For the records below, give the count of lines holding the word "ylabel" and nothing more.

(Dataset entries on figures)
▶

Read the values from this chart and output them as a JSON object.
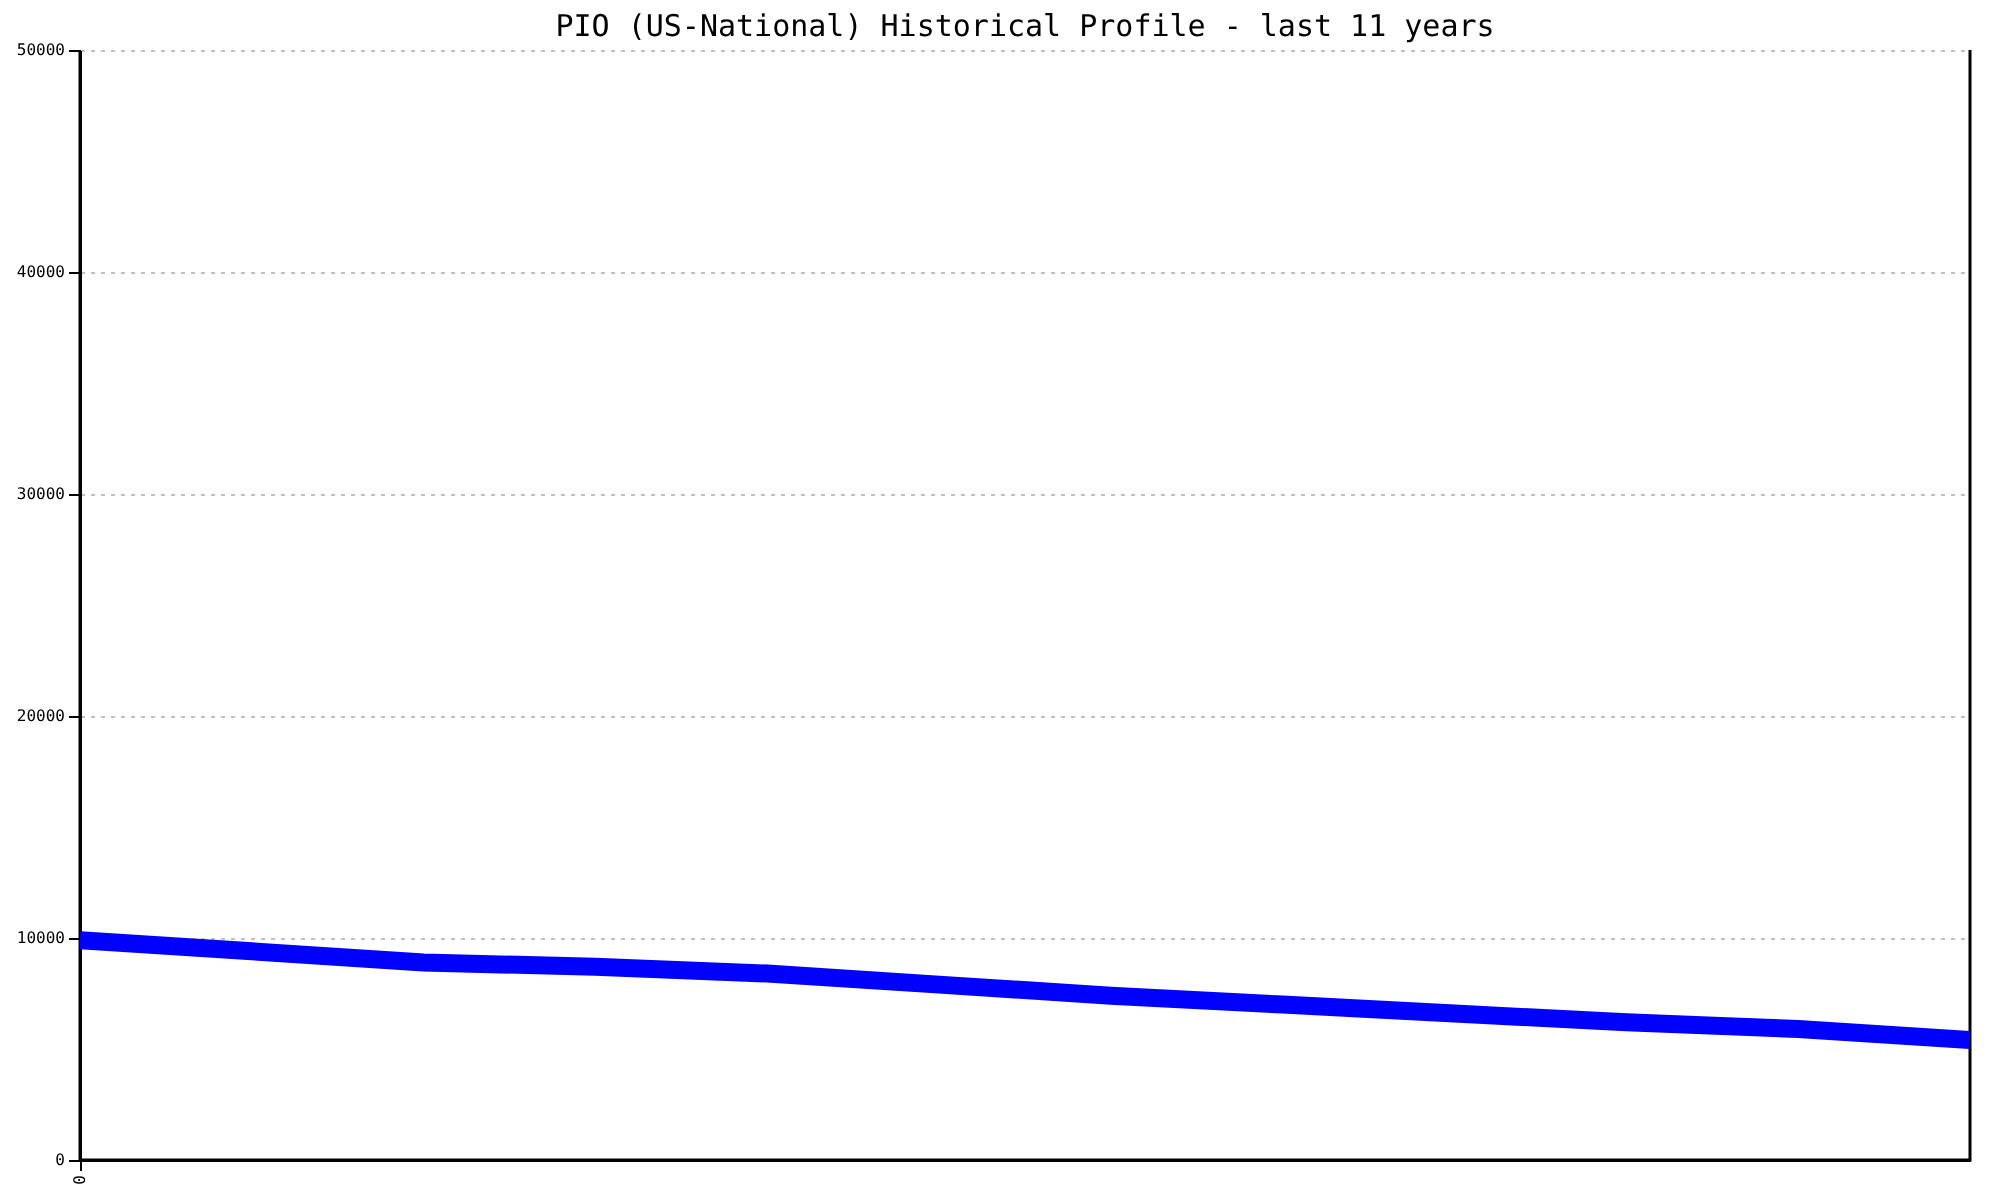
{
  "chart_data": {
    "type": "line",
    "title": "PIO (US-National) Historical Profile - last 11 years",
    "categories": [
      "0",
      null,
      null,
      null,
      null,
      null,
      null,
      null,
      null,
      null,
      null,
      null
    ],
    "series": [
      {
        "color": "#0000ff",
        "values": [
          9900,
          9400,
          8900,
          8700,
          8400,
          7900,
          7400,
          7000,
          6600,
          6200,
          5900,
          5400
        ]
      }
    ],
    "ylim": [
      0,
      50000
    ],
    "yticks": [
      0,
      10000,
      20000,
      30000,
      40000,
      50000
    ],
    "grid": "y",
    "line_style": "solid"
  }
}
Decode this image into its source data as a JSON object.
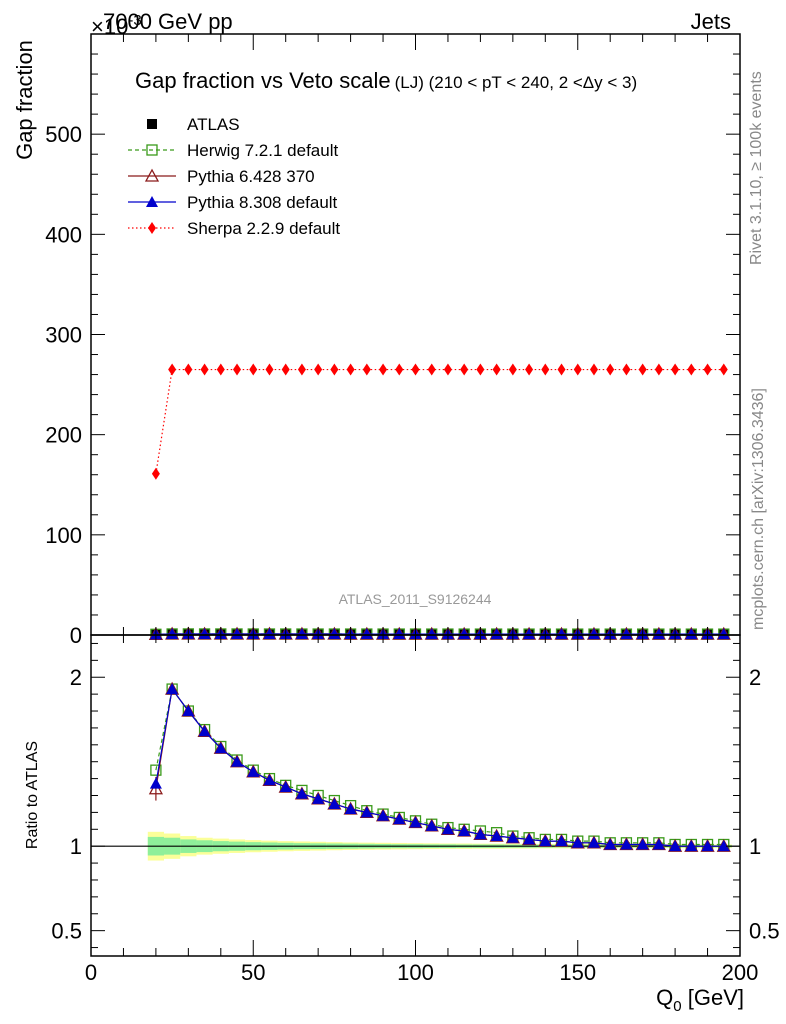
{
  "header": {
    "left": "7000 GeV pp",
    "right": "Jets"
  },
  "side_labels": {
    "rivet": "Rivet 3.1.10, ≥ 100k events",
    "mcplots": "mcplots.cern.ch [arXiv:1306.3436]"
  },
  "colors": {
    "atlas": "#000000",
    "herwig": "#3a9a1a",
    "pythia6": "#8b1a1a",
    "pythia8": "#0000cc",
    "sherpa": "#ff0000",
    "band_inner": "#8fef9a",
    "band_outer": "#fbff99"
  },
  "chart_data": {
    "type": "line",
    "title_main": "Gap fraction vs Veto scale",
    "title_sub": "(LJ) (210 < pT < 240, 2 <Δy < 3)",
    "watermark": "ATLAS_2011_S9126244",
    "xlabel": "Q",
    "xlabel_sub": "0",
    "xlabel_unit": " [GeV]",
    "xlim": [
      0,
      200
    ],
    "x_ticks": [
      "0",
      "50",
      "100",
      "150",
      "200"
    ],
    "main": {
      "ylabel": "Gap fraction",
      "exponent": "×10",
      "exponent_power": "-3",
      "ylim": [
        0,
        600
      ],
      "y_ticks": [
        "0",
        "100",
        "200",
        "300",
        "400",
        "500"
      ]
    },
    "ratio": {
      "ylabel": "Ratio to ATLAS",
      "ylim": [
        0.35,
        2.25
      ],
      "y_ticks": [
        "0.5",
        "1",
        "2"
      ]
    },
    "x": [
      20,
      25,
      30,
      35,
      40,
      45,
      50,
      55,
      60,
      65,
      70,
      75,
      80,
      85,
      90,
      95,
      100,
      105,
      110,
      115,
      120,
      125,
      130,
      135,
      140,
      145,
      150,
      155,
      160,
      165,
      170,
      175,
      180,
      185,
      190,
      195
    ],
    "legend": [
      {
        "name": "ATLAS",
        "style": "data"
      },
      {
        "name": "Herwig 7.2.1 default",
        "style": "herwig"
      },
      {
        "name": "Pythia 6.428 370",
        "style": "pythia6"
      },
      {
        "name": "Pythia 8.308 default",
        "style": "pythia8"
      },
      {
        "name": "Sherpa 2.2.9 default",
        "style": "sherpa"
      }
    ],
    "series": [
      {
        "name": "ATLAS",
        "key": "data",
        "values": [
          0.5,
          0.55,
          0.6,
          0.63,
          0.66,
          0.68,
          0.7,
          0.72,
          0.73,
          0.74,
          0.75,
          0.76,
          0.77,
          0.78,
          0.78,
          0.79,
          0.8,
          0.8,
          0.81,
          0.81,
          0.82,
          0.82,
          0.83,
          0.83,
          0.84,
          0.84,
          0.84,
          0.85,
          0.85,
          0.85,
          0.86,
          0.86,
          0.86,
          0.86,
          0.87,
          0.87
        ]
      },
      {
        "name": "Herwig 7.2.1 default",
        "key": "herwig",
        "values": [
          0.72,
          1.05,
          1.08,
          1.06,
          1.05,
          1.03,
          1.02,
          1.01,
          1.0,
          0.99,
          0.98,
          0.98,
          0.97,
          0.96,
          0.96,
          0.95,
          0.95,
          0.94,
          0.94,
          0.93,
          0.93,
          0.93,
          0.92,
          0.92,
          0.92,
          0.91,
          0.91,
          0.91,
          0.9,
          0.9,
          0.9,
          0.9,
          0.89,
          0.89,
          0.89,
          0.89
        ]
      },
      {
        "name": "Pythia 6.428 370",
        "key": "pythia6",
        "values": [
          0.67,
          1.06,
          1.08,
          1.06,
          1.04,
          1.03,
          1.01,
          1.0,
          0.99,
          0.98,
          0.98,
          0.97,
          0.96,
          0.95,
          0.95,
          0.94,
          0.94,
          0.93,
          0.93,
          0.92,
          0.92,
          0.92,
          0.91,
          0.91,
          0.91,
          0.9,
          0.9,
          0.9,
          0.89,
          0.89,
          0.89,
          0.89,
          0.88,
          0.88,
          0.88,
          0.88
        ]
      },
      {
        "name": "Pythia 8.308 default",
        "key": "pythia8",
        "values": [
          0.68,
          1.06,
          1.08,
          1.06,
          1.04,
          1.03,
          1.01,
          1.0,
          0.99,
          0.98,
          0.98,
          0.97,
          0.96,
          0.95,
          0.95,
          0.94,
          0.94,
          0.93,
          0.93,
          0.92,
          0.92,
          0.92,
          0.91,
          0.91,
          0.91,
          0.9,
          0.9,
          0.9,
          0.89,
          0.89,
          0.89,
          0.89,
          0.88,
          0.88,
          0.88,
          0.88
        ]
      },
      {
        "name": "Sherpa 2.2.9 default",
        "key": "sherpa",
        "values": [
          161,
          265,
          265,
          265,
          265,
          265,
          265,
          265,
          265,
          265,
          265,
          265,
          265,
          265,
          265,
          265,
          265,
          265,
          265,
          265,
          265,
          265,
          265,
          265,
          265,
          265,
          265,
          265,
          265,
          265,
          265,
          265,
          265,
          265,
          265,
          265
        ]
      }
    ],
    "ratios": {
      "herwig": [
        1.45,
        1.93,
        1.8,
        1.69,
        1.59,
        1.51,
        1.45,
        1.4,
        1.36,
        1.33,
        1.3,
        1.27,
        1.24,
        1.21,
        1.19,
        1.17,
        1.15,
        1.13,
        1.11,
        1.1,
        1.09,
        1.08,
        1.06,
        1.05,
        1.04,
        1.04,
        1.03,
        1.03,
        1.02,
        1.02,
        1.02,
        1.02,
        1.01,
        1.01,
        1.01,
        1.01
      ],
      "pythia6": [
        1.34,
        1.93,
        1.8,
        1.68,
        1.58,
        1.5,
        1.44,
        1.39,
        1.35,
        1.31,
        1.28,
        1.25,
        1.22,
        1.2,
        1.18,
        1.16,
        1.14,
        1.12,
        1.1,
        1.09,
        1.07,
        1.06,
        1.05,
        1.04,
        1.03,
        1.03,
        1.02,
        1.02,
        1.01,
        1.01,
        1.01,
        1.01,
        1.0,
        1.0,
        1.0,
        1.0
      ],
      "pythia8": [
        1.37,
        1.93,
        1.8,
        1.68,
        1.58,
        1.5,
        1.44,
        1.39,
        1.35,
        1.31,
        1.28,
        1.25,
        1.22,
        1.2,
        1.18,
        1.16,
        1.14,
        1.12,
        1.1,
        1.09,
        1.07,
        1.06,
        1.05,
        1.04,
        1.03,
        1.03,
        1.02,
        1.02,
        1.01,
        1.01,
        1.01,
        1.01,
        1.0,
        1.0,
        1.0,
        1.0
      ],
      "pythia6_err": [
        0.07,
        0.03,
        0.02,
        0.02,
        0.01,
        0.01,
        0.01,
        0.01,
        0.01,
        0.01,
        0.01,
        0.01,
        0.01,
        0.01,
        0.01,
        0.01,
        0.01,
        0.01,
        0.01,
        0.01,
        0.01,
        0.01,
        0.01,
        0.01,
        0.01,
        0.01,
        0.01,
        0.01,
        0.01,
        0.01,
        0.01,
        0.01,
        0.01,
        0.01,
        0.01,
        0.01
      ]
    },
    "band": {
      "x_edges": [
        17.5,
        22.5,
        27.5,
        32.5,
        37.5,
        42.5,
        47.5,
        52.5,
        57.5,
        62.5,
        67.5,
        72.5,
        77.5,
        82.5,
        87.5,
        92.5,
        97.5,
        102.5,
        107.5,
        112.5,
        117.5,
        122.5,
        127.5,
        132.5,
        137.5,
        142.5,
        147.5,
        152.5,
        157.5,
        162.5,
        167.5,
        172.5,
        177.5,
        182.5,
        187.5,
        192.5,
        197.5
      ],
      "inner": [
        0.055,
        0.05,
        0.04,
        0.035,
        0.03,
        0.027,
        0.024,
        0.022,
        0.02,
        0.018,
        0.017,
        0.016,
        0.015,
        0.014,
        0.013,
        0.012,
        0.012,
        0.011,
        0.011,
        0.01,
        0.01,
        0.01,
        0.009,
        0.009,
        0.009,
        0.008,
        0.008,
        0.008,
        0.008,
        0.007,
        0.007,
        0.007,
        0.007,
        0.007,
        0.006,
        0.006
      ],
      "outer": [
        0.085,
        0.075,
        0.06,
        0.05,
        0.045,
        0.04,
        0.036,
        0.033,
        0.03,
        0.028,
        0.026,
        0.024,
        0.022,
        0.021,
        0.02,
        0.019,
        0.018,
        0.017,
        0.016,
        0.016,
        0.015,
        0.015,
        0.014,
        0.014,
        0.013,
        0.013,
        0.013,
        0.012,
        0.012,
        0.012,
        0.011,
        0.011,
        0.011,
        0.011,
        0.01,
        0.01
      ]
    }
  }
}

◀

- **Task response**
2